___ MATERIAL FOR THE TASK ___

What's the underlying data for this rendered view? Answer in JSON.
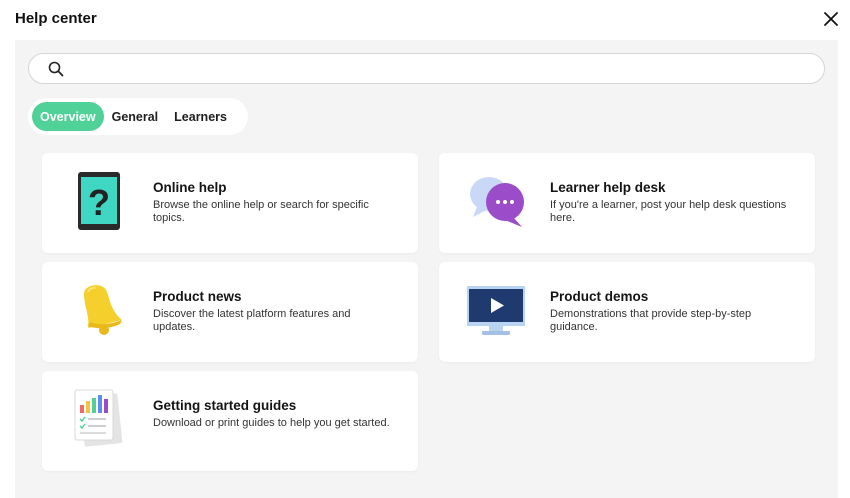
{
  "header": {
    "title": "Help center"
  },
  "search": {
    "placeholder": "",
    "value": ""
  },
  "tabs": [
    {
      "label": "Overview",
      "active": true
    },
    {
      "label": "General",
      "active": false
    },
    {
      "label": "Learners",
      "active": false
    }
  ],
  "cards": [
    {
      "title": "Online help",
      "description": "Browse the online help or search for specific topics.",
      "icon": "tablet-question-icon"
    },
    {
      "title": "Learner help desk",
      "description": "If you're a learner, post your help desk questions here.",
      "icon": "chat-bubbles-icon"
    },
    {
      "title": "Product news",
      "description": "Discover the latest platform features and updates.",
      "icon": "bell-icon"
    },
    {
      "title": "Product demos",
      "description": "Demonstrations that provide step-by-step guidance.",
      "icon": "monitor-play-icon"
    },
    {
      "title": "Getting started guides",
      "description": "Download or print guides to help you get started.",
      "icon": "guide-document-icon"
    }
  ],
  "colors": {
    "accent": "#4fd197",
    "panel_bg": "#f4f4f4",
    "card_bg": "#ffffff"
  }
}
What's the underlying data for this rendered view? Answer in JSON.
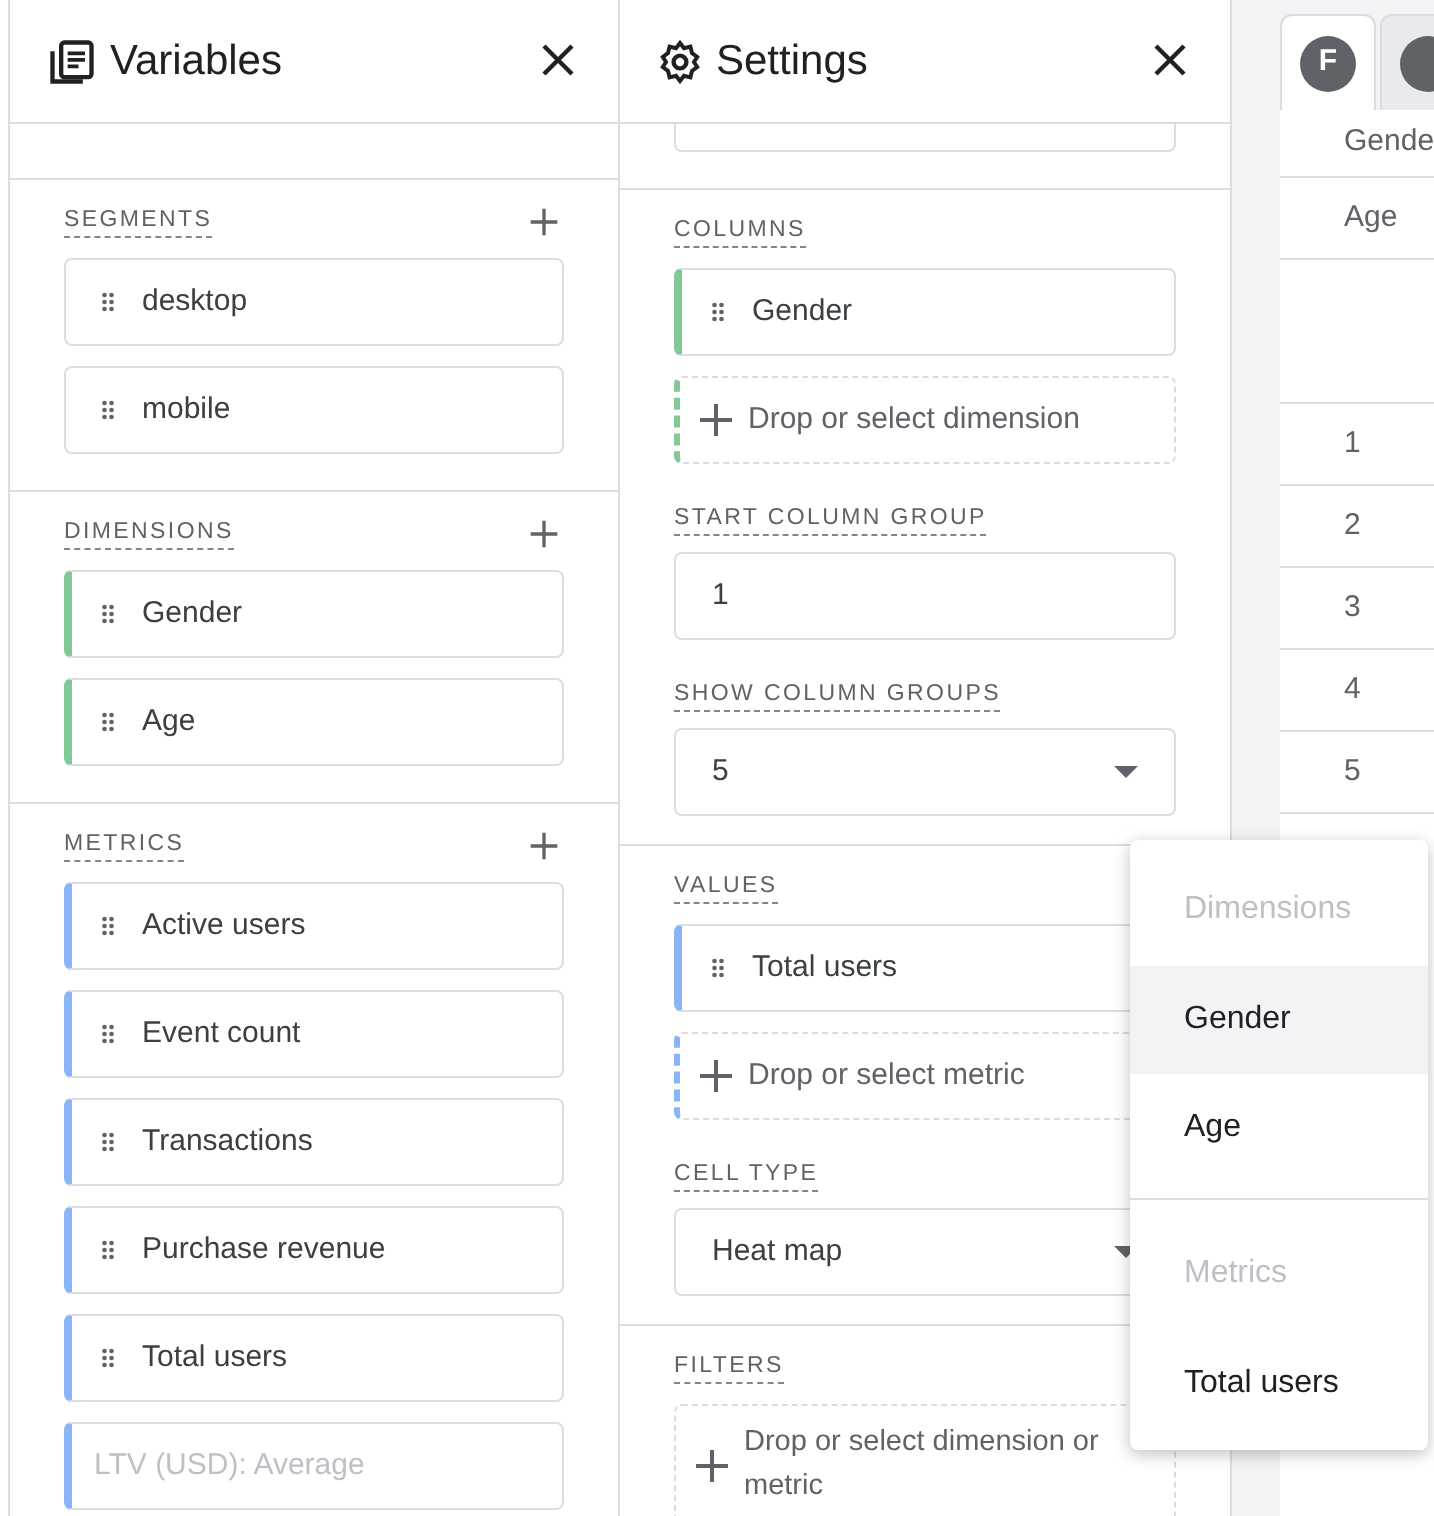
{
  "variables_panel": {
    "title": "Variables",
    "sections": [
      {
        "label": "SEGMENTS",
        "kind": "segment",
        "items": [
          {
            "label": "desktop",
            "disabled": false
          },
          {
            "label": "mobile",
            "disabled": false
          }
        ]
      },
      {
        "label": "DIMENSIONS",
        "kind": "dimension",
        "items": [
          {
            "label": "Gender",
            "disabled": false
          },
          {
            "label": "Age",
            "disabled": false
          }
        ]
      },
      {
        "label": "METRICS",
        "kind": "metric",
        "items": [
          {
            "label": "Active users",
            "disabled": false
          },
          {
            "label": "Event count",
            "disabled": false
          },
          {
            "label": "Transactions",
            "disabled": false
          },
          {
            "label": "Purchase revenue",
            "disabled": false
          },
          {
            "label": "Total users",
            "disabled": false
          },
          {
            "label": "LTV (USD): Average",
            "disabled": true
          }
        ]
      }
    ]
  },
  "settings_panel": {
    "title": "Settings",
    "sections": [
      {
        "fields": [
          {
            "kind": "dimension_list",
            "label": "COLUMNS",
            "items": [
              {
                "label": "Gender"
              }
            ],
            "drop": "Drop or select dimension"
          },
          {
            "kind": "input",
            "label": "START COLUMN GROUP",
            "value": "1"
          },
          {
            "kind": "select",
            "label": "SHOW COLUMN GROUPS",
            "value": "5"
          }
        ]
      },
      {
        "fields": [
          {
            "kind": "metric_list",
            "label": "VALUES",
            "items": [
              {
                "label": "Total users"
              }
            ],
            "drop": "Drop or select metric"
          },
          {
            "kind": "select",
            "label": "CELL TYPE",
            "value": "Heat map"
          }
        ]
      },
      {
        "fields": [
          {
            "kind": "filter_list",
            "label": "FILTERS",
            "drop": "Drop or select dimension or metric"
          }
        ]
      }
    ]
  },
  "table": {
    "tabs": [
      {
        "avatar": "F",
        "selected": true
      },
      {
        "selected": false
      }
    ],
    "header_rows": [
      "Gende",
      "Age"
    ],
    "rows": [
      "1",
      "2",
      "3",
      "4",
      "5"
    ]
  },
  "dropdown_menu": {
    "groups": [
      {
        "header": "Dimensions",
        "options": [
          {
            "label": "Gender",
            "selected": true
          },
          {
            "label": "Age",
            "selected": false
          }
        ]
      },
      {
        "header": "Metrics",
        "options": [
          {
            "label": "Total users",
            "selected": false
          }
        ]
      }
    ]
  }
}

___

DO THIS =>
Restate every record exactly, please; do not copy the pictures.

SOLUTION FOR THIS EXERCISE =>
What's the underlying data for this rendered view? Answer in JSON.
{
  "header": {
    "title": "Help center"
  },
  "search": {
    "placeholder": "",
    "value": ""
  },
  "tabs": [
    {
      "label": "Overview",
      "active": true
    },
    {
      "label": "General",
      "active": false
    },
    {
      "label": "Learners",
      "active": false
    }
  ],
  "cards": [
    {
      "title": "Online help",
      "description": "Browse the online help or search for specific topics.",
      "icon": "tablet-question-icon"
    },
    {
      "title": "Learner help desk",
      "description": "If you're a learner, post your help desk questions here.",
      "icon": "chat-bubbles-icon"
    },
    {
      "title": "Product news",
      "description": "Discover the latest platform features and updates.",
      "icon": "bell-icon"
    },
    {
      "title": "Product demos",
      "description": "Demonstrations that provide step-by-step guidance.",
      "icon": "monitor-play-icon"
    },
    {
      "title": "Getting started guides",
      "description": "Download or print guides to help you get started.",
      "icon": "guide-document-icon"
    }
  ],
  "colors": {
    "accent": "#4fd197",
    "panel_bg": "#f4f4f4",
    "card_bg": "#ffffff"
  }
}
What's the underlying data for this rendered view? Answer in JSON.
{
  "variables_panel": {
    "title": "Variables",
    "sections": [
      {
        "label": "SEGMENTS",
        "kind": "segment",
        "items": [
          {
            "label": "desktop",
            "disabled": false
          },
          {
            "label": "mobile",
            "disabled": false
          }
        ]
      },
      {
        "label": "DIMENSIONS",
        "kind": "dimension",
        "items": [
          {
            "label": "Gender",
            "disabled": false
          },
          {
            "label": "Age",
            "disabled": false
          }
        ]
      },
      {
        "label": "METRICS",
        "kind": "metric",
        "items": [
          {
            "label": "Active users",
            "disabled": false
          },
          {
            "label": "Event count",
            "disabled": false
          },
          {
            "label": "Transactions",
            "disabled": false
          },
          {
            "label": "Purchase revenue",
            "disabled": false
          },
          {
            "label": "Total users",
            "disabled": false
          },
          {
            "label": "LTV (USD): Average",
            "disabled": true
          }
        ]
      }
    ]
  },
  "settings_panel": {
    "title": "Settings",
    "sections": [
      {
        "fields": [
          {
            "kind": "dimension_list",
            "label": "COLUMNS",
            "items": [
              {
                "label": "Gender"
              }
            ],
            "drop": "Drop or select dimension"
          },
          {
            "kind": "input",
            "label": "START COLUMN GROUP",
            "value": "1"
          },
          {
            "kind": "select",
            "label": "SHOW COLUMN GROUPS",
            "value": "5"
          }
        ]
      },
      {
        "fields": [
          {
            "kind": "metric_list",
            "label": "VALUES",
            "items": [
              {
                "label": "Total users"
              }
            ],
            "drop": "Drop or select metric"
          },
          {
            "kind": "select",
            "label": "CELL TYPE",
            "value": "Heat map"
          }
        ]
      },
      {
        "fields": [
          {
            "kind": "filter_list",
            "label": "FILTERS",
            "drop": "Drop or select dimension or metric"
          }
        ]
      }
    ]
  },
  "table": {
    "tabs": [
      {
        "avatar": "F",
        "selected": true
      },
      {
        "selected": false
      }
    ],
    "header_rows": [
      "Gende",
      "Age"
    ],
    "rows": [
      "1",
      "2",
      "3",
      "4",
      "5"
    ]
  },
  "dropdown_menu": {
    "groups": [
      {
        "header": "Dimensions",
        "options": [
          {
            "label": "Gender",
            "selected": true
          },
          {
            "label": "Age",
            "selected": false
          }
        ]
      },
      {
        "header": "Metrics",
        "options": [
          {
            "label": "Total users",
            "selected": false
          }
        ]
      }
    ]
  }
}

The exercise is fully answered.